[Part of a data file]

====

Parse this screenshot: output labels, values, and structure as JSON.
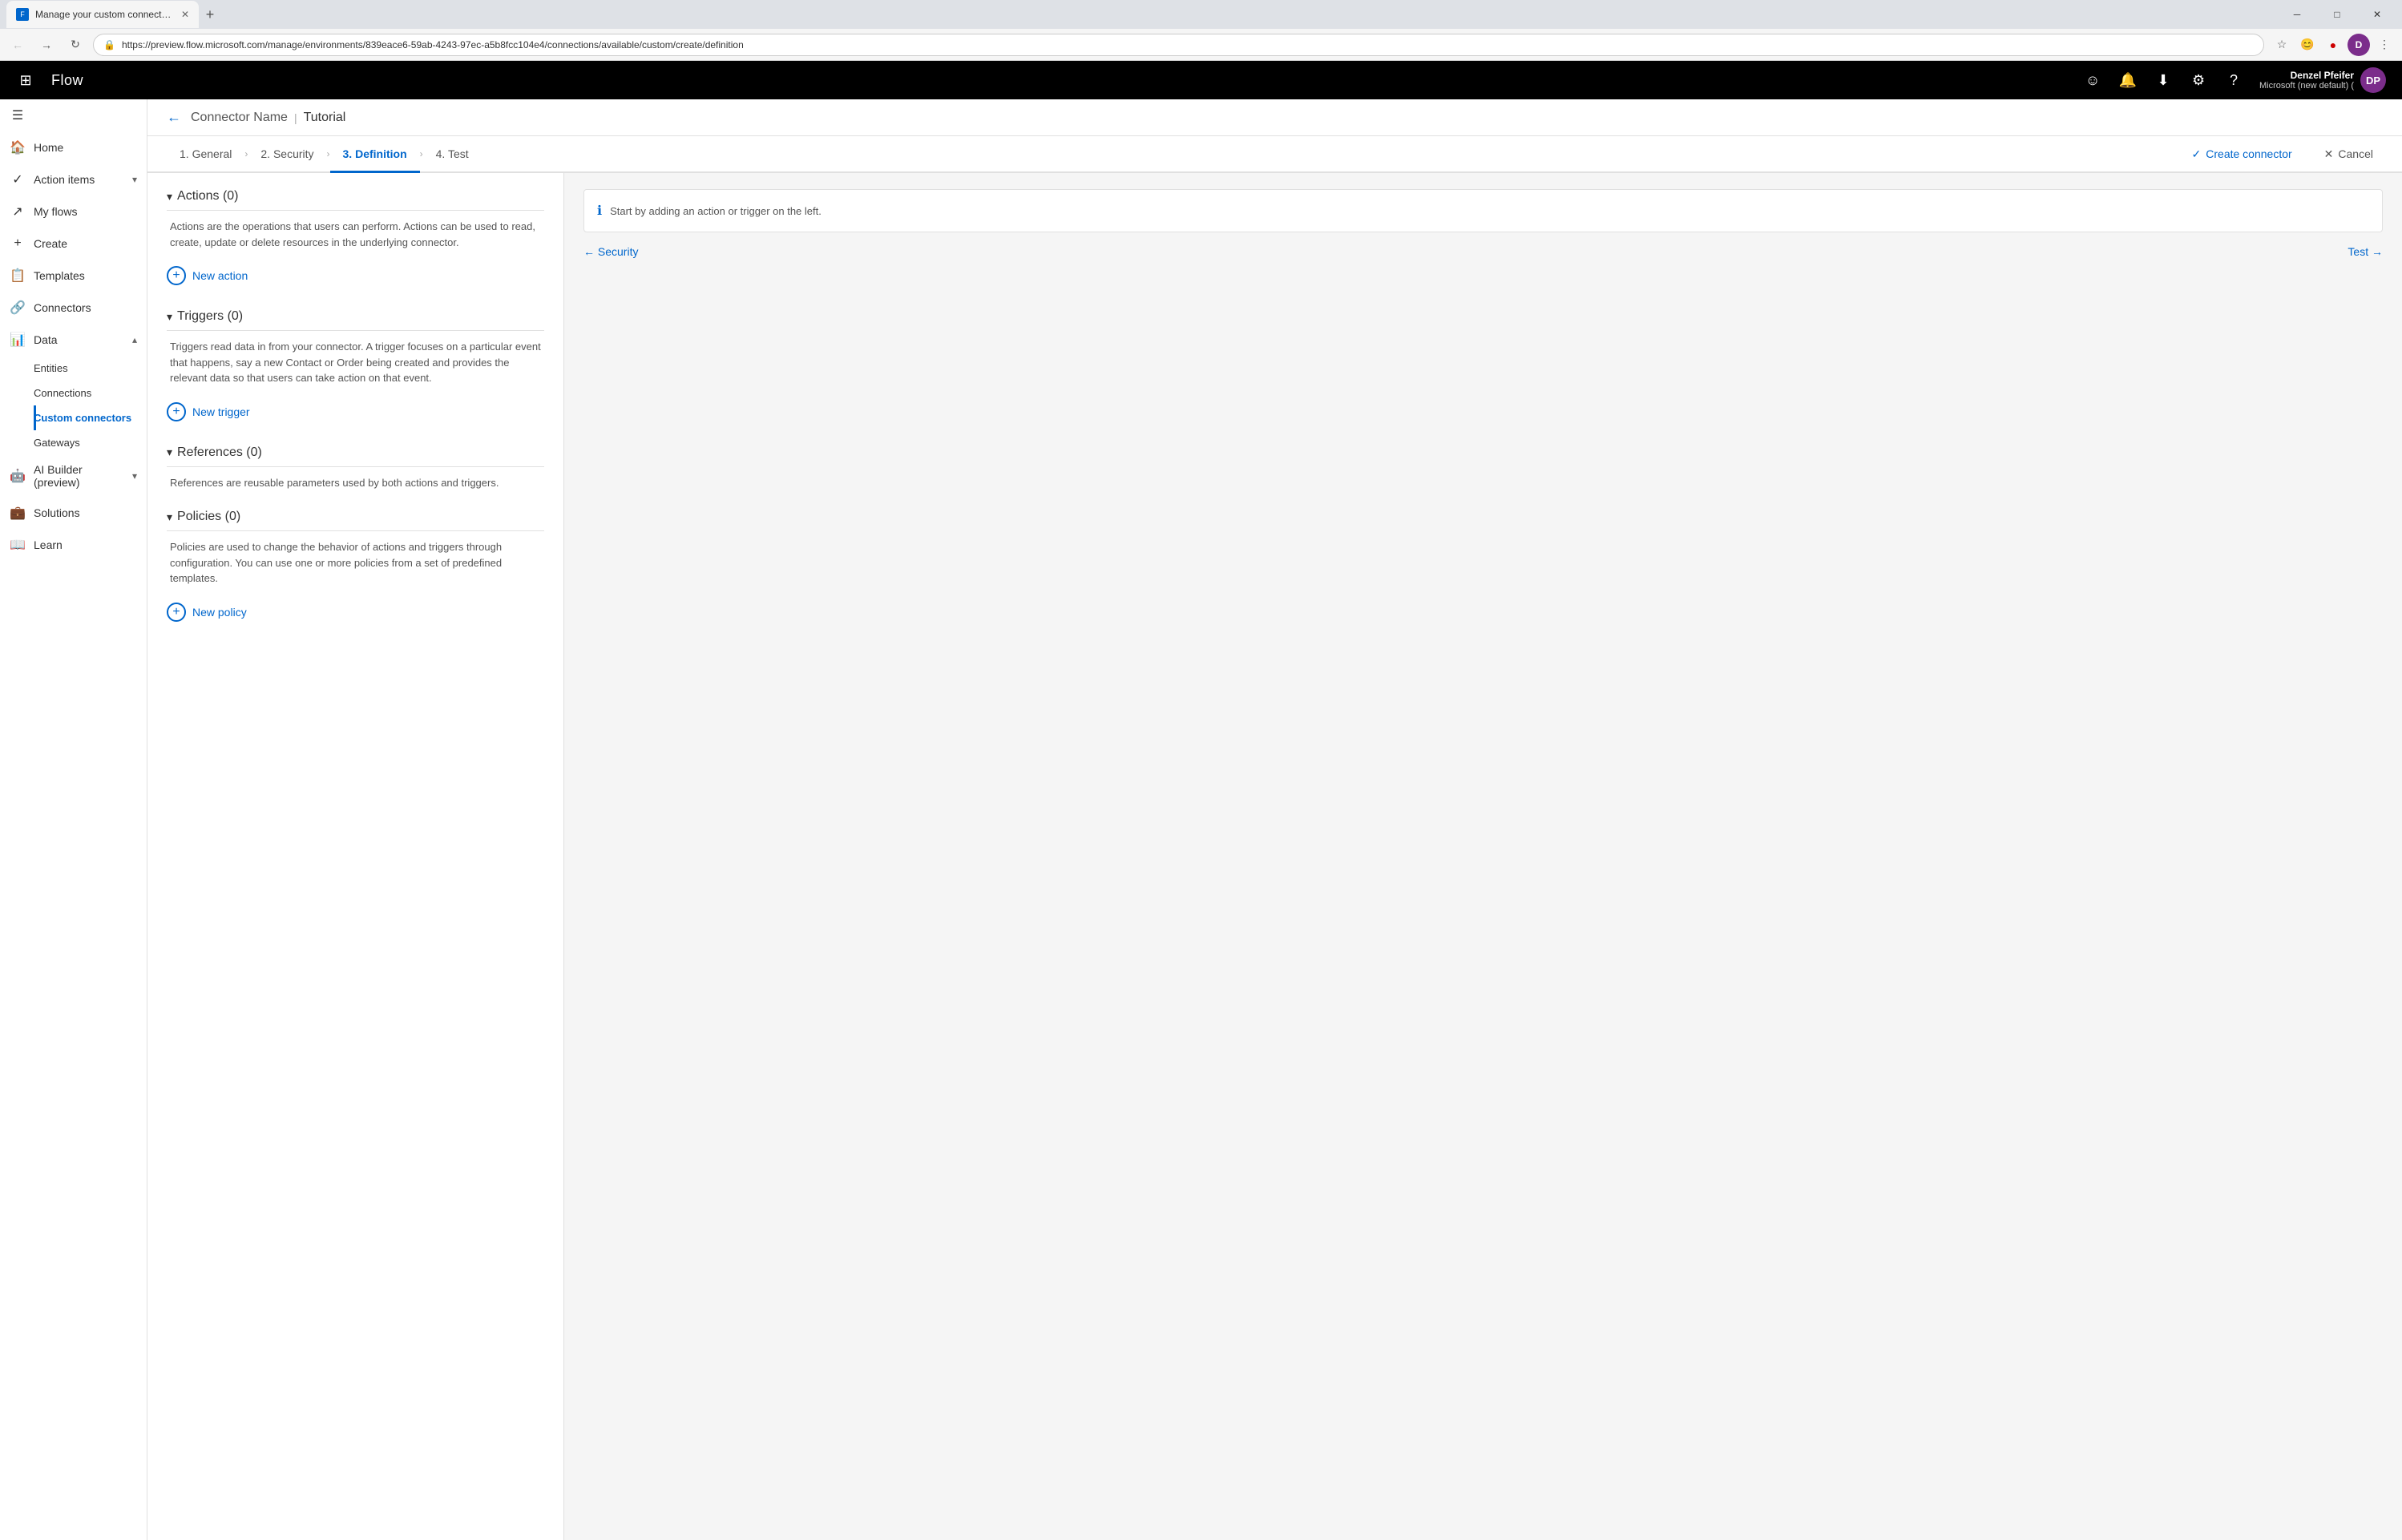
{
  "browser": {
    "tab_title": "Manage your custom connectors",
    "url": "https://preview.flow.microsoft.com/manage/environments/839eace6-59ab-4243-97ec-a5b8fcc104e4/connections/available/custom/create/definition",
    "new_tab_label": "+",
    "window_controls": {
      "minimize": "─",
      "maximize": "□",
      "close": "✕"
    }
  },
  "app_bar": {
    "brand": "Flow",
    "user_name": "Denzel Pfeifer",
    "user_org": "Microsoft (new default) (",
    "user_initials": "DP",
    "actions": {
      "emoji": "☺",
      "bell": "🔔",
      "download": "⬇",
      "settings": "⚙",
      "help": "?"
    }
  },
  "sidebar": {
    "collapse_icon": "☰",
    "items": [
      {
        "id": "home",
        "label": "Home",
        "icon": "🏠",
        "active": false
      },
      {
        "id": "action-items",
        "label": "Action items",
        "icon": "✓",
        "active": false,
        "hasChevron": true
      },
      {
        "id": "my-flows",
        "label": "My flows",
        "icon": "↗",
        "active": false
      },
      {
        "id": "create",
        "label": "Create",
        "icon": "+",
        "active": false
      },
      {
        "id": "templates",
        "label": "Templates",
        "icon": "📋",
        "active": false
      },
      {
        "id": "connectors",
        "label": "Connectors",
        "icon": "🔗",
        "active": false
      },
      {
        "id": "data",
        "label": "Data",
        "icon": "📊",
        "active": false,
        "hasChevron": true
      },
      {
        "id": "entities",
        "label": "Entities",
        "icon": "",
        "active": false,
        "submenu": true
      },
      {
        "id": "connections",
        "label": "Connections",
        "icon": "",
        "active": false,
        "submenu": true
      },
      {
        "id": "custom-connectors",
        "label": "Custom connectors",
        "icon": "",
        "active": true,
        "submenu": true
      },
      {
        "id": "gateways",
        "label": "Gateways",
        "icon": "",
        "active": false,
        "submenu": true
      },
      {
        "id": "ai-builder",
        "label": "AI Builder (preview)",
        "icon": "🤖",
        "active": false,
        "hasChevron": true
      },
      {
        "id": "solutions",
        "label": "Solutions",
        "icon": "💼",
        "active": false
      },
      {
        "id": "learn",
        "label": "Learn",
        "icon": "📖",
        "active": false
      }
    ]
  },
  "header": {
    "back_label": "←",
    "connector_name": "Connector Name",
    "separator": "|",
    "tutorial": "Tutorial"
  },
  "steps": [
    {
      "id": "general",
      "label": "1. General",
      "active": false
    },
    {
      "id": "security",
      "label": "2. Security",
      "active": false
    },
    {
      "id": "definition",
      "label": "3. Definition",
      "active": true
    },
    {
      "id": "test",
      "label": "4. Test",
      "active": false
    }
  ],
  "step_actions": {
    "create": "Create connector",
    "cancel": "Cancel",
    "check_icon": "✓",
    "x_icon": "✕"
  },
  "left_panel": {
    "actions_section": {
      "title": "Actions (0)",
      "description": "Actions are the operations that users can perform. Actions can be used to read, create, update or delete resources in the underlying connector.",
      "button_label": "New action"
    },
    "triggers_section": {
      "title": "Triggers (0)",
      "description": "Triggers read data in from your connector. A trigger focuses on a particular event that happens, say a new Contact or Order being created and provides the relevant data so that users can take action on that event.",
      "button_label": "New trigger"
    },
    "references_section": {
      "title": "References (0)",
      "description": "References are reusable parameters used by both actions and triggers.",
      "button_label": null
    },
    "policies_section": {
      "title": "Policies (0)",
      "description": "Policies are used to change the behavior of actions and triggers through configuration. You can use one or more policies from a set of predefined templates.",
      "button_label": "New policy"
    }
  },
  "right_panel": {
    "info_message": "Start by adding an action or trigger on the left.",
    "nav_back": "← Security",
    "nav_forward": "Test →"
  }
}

====

Copy the entries exactly. Leave out the images.

-- Solution to the exercise --
Parse this screenshot: output labels, values, and structure as JSON.
{
  "browser": {
    "tab_title": "Manage your custom connectors",
    "url": "https://preview.flow.microsoft.com/manage/environments/839eace6-59ab-4243-97ec-a5b8fcc104e4/connections/available/custom/create/definition",
    "new_tab_label": "+",
    "window_controls": {
      "minimize": "─",
      "maximize": "□",
      "close": "✕"
    }
  },
  "app_bar": {
    "brand": "Flow",
    "user_name": "Denzel Pfeifer",
    "user_org": "Microsoft (new default) (",
    "user_initials": "DP",
    "actions": {
      "emoji": "☺",
      "bell": "🔔",
      "download": "⬇",
      "settings": "⚙",
      "help": "?"
    }
  },
  "sidebar": {
    "collapse_icon": "☰",
    "items": [
      {
        "id": "home",
        "label": "Home",
        "icon": "🏠",
        "active": false
      },
      {
        "id": "action-items",
        "label": "Action items",
        "icon": "✓",
        "active": false,
        "hasChevron": true
      },
      {
        "id": "my-flows",
        "label": "My flows",
        "icon": "↗",
        "active": false
      },
      {
        "id": "create",
        "label": "Create",
        "icon": "+",
        "active": false
      },
      {
        "id": "templates",
        "label": "Templates",
        "icon": "📋",
        "active": false
      },
      {
        "id": "connectors",
        "label": "Connectors",
        "icon": "🔗",
        "active": false
      },
      {
        "id": "data",
        "label": "Data",
        "icon": "📊",
        "active": false,
        "hasChevron": true
      },
      {
        "id": "entities",
        "label": "Entities",
        "icon": "",
        "active": false,
        "submenu": true
      },
      {
        "id": "connections",
        "label": "Connections",
        "icon": "",
        "active": false,
        "submenu": true
      },
      {
        "id": "custom-connectors",
        "label": "Custom connectors",
        "icon": "",
        "active": true,
        "submenu": true
      },
      {
        "id": "gateways",
        "label": "Gateways",
        "icon": "",
        "active": false,
        "submenu": true
      },
      {
        "id": "ai-builder",
        "label": "AI Builder (preview)",
        "icon": "🤖",
        "active": false,
        "hasChevron": true
      },
      {
        "id": "solutions",
        "label": "Solutions",
        "icon": "💼",
        "active": false
      },
      {
        "id": "learn",
        "label": "Learn",
        "icon": "📖",
        "active": false
      }
    ]
  },
  "header": {
    "back_label": "←",
    "connector_name": "Connector Name",
    "separator": "|",
    "tutorial": "Tutorial"
  },
  "steps": [
    {
      "id": "general",
      "label": "1. General",
      "active": false
    },
    {
      "id": "security",
      "label": "2. Security",
      "active": false
    },
    {
      "id": "definition",
      "label": "3. Definition",
      "active": true
    },
    {
      "id": "test",
      "label": "4. Test",
      "active": false
    }
  ],
  "step_actions": {
    "create": "Create connector",
    "cancel": "Cancel",
    "check_icon": "✓",
    "x_icon": "✕"
  },
  "left_panel": {
    "actions_section": {
      "title": "Actions (0)",
      "description": "Actions are the operations that users can perform. Actions can be used to read, create, update or delete resources in the underlying connector.",
      "button_label": "New action"
    },
    "triggers_section": {
      "title": "Triggers (0)",
      "description": "Triggers read data in from your connector. A trigger focuses on a particular event that happens, say a new Contact or Order being created and provides the relevant data so that users can take action on that event.",
      "button_label": "New trigger"
    },
    "references_section": {
      "title": "References (0)",
      "description": "References are reusable parameters used by both actions and triggers.",
      "button_label": null
    },
    "policies_section": {
      "title": "Policies (0)",
      "description": "Policies are used to change the behavior of actions and triggers through configuration. You can use one or more policies from a set of predefined templates.",
      "button_label": "New policy"
    }
  },
  "right_panel": {
    "info_message": "Start by adding an action or trigger on the left.",
    "nav_back": "← Security",
    "nav_forward": "Test →"
  }
}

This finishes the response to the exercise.